:: Exercise goal ::
Print the records below word for word, but leave out the pictures.

:: Records for processing ::

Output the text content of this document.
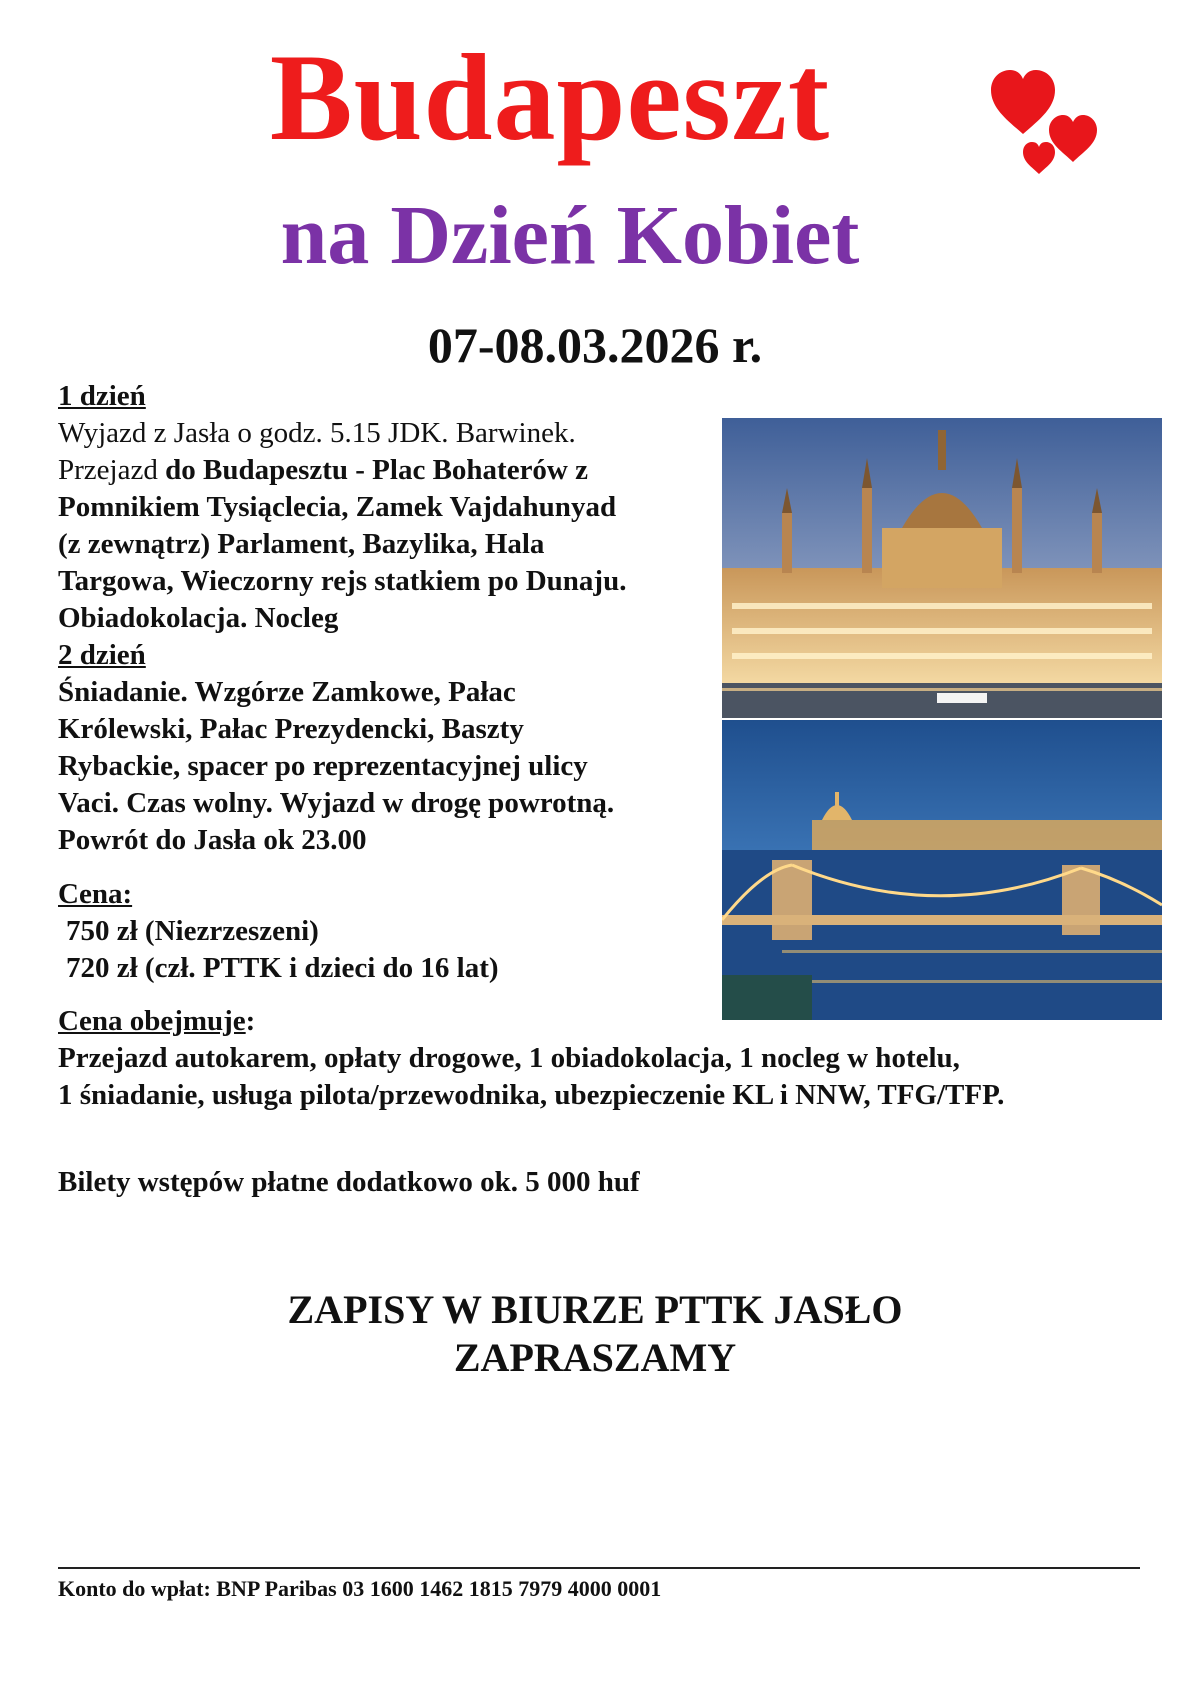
Budapeszt
na Dzień Kobiet
07-08.03.2026 r.
1 dzień
Wyjazd z Jasła o godz. 5.15 JDK. Barwinek.
Przejazd do Budapesztu - Plac Bohaterów z
Pomnikiem Tysiąclecia, Zamek Vajdahunyad
(z zewnątrz) Parlament, Bazylika, Hala
Targowa, Wieczorny rejs statkiem po Dunaju.
Obiadokolacja. Nocleg
2 dzień
Śniadanie. Wzgórze Zamkowe, Pałac
Królewski, Pałac Prezydencki, Baszty
Rybackie, spacer po reprezentacyjnej ulicy
Vaci. Czas wolny. Wyjazd w drogę powrotną.
Powrót do Jasła ok 23.00
Cena:
750 zł (Niezrzeszeni)
720 zł (czł. PTTK i dzieci do 16 lat)
Cena obejmuje:
Przejazd autokarem, opłaty drogowe, 1 obiadokolacja, 1 nocleg w hotelu,
1 śniadanie, usługa pilota/przewodnika, ubezpieczenie KL i NNW, TFG/TFP.
Bilety wstępów płatne dodatkowo ok. 5 000 huf
ZAPISY W BIURZE PTTK JASŁO
ZAPRASZAMY
Konto do wpłat: BNP Paribas 03 1600 1462 1815 7979 4000 0001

:: Task output ::
Output the text content of this document.
Budapeszt
na Dzień Kobiet
07-08.03.2026 r.
1 dzień
Wyjazd z Jasła o godz. 5.15 JDK. Barwinek.
Przejazd do Budapesztu - Plac Bohaterów z
Pomnikiem Tysiąclecia, Zamek Vajdahunyad
(z zewnątrz) Parlament, Bazylika, Hala
Targowa, Wieczorny rejs statkiem po Dunaju.
Obiadokolacja. Nocleg
2 dzień
Śniadanie. Wzgórze Zamkowe, Pałac
Królewski, Pałac Prezydencki, Baszty
Rybackie, spacer po reprezentacyjnej ulicy
Vaci. Czas wolny. Wyjazd w drogę powrotną.
Powrót do Jasła ok 23.00
Cena:
750 zł (Niezrzeszeni)
720 zł (czł. PTTK i dzieci do 16 lat)
Cena obejmuje:
Przejazd autokarem, opłaty drogowe, 1 obiadokolacja, 1 nocleg w hotelu,
1 śniadanie, usługa pilota/przewodnika, ubezpieczenie KL i NNW, TFG/TFP.
Bilety wstępów płatne dodatkowo ok. 5 000 huf
ZAPISY W BIURZE PTTK JASŁO
ZAPRASZAMY
Konto do wpłat: BNP Paribas 03 1600 1462 1815 7979 4000 0001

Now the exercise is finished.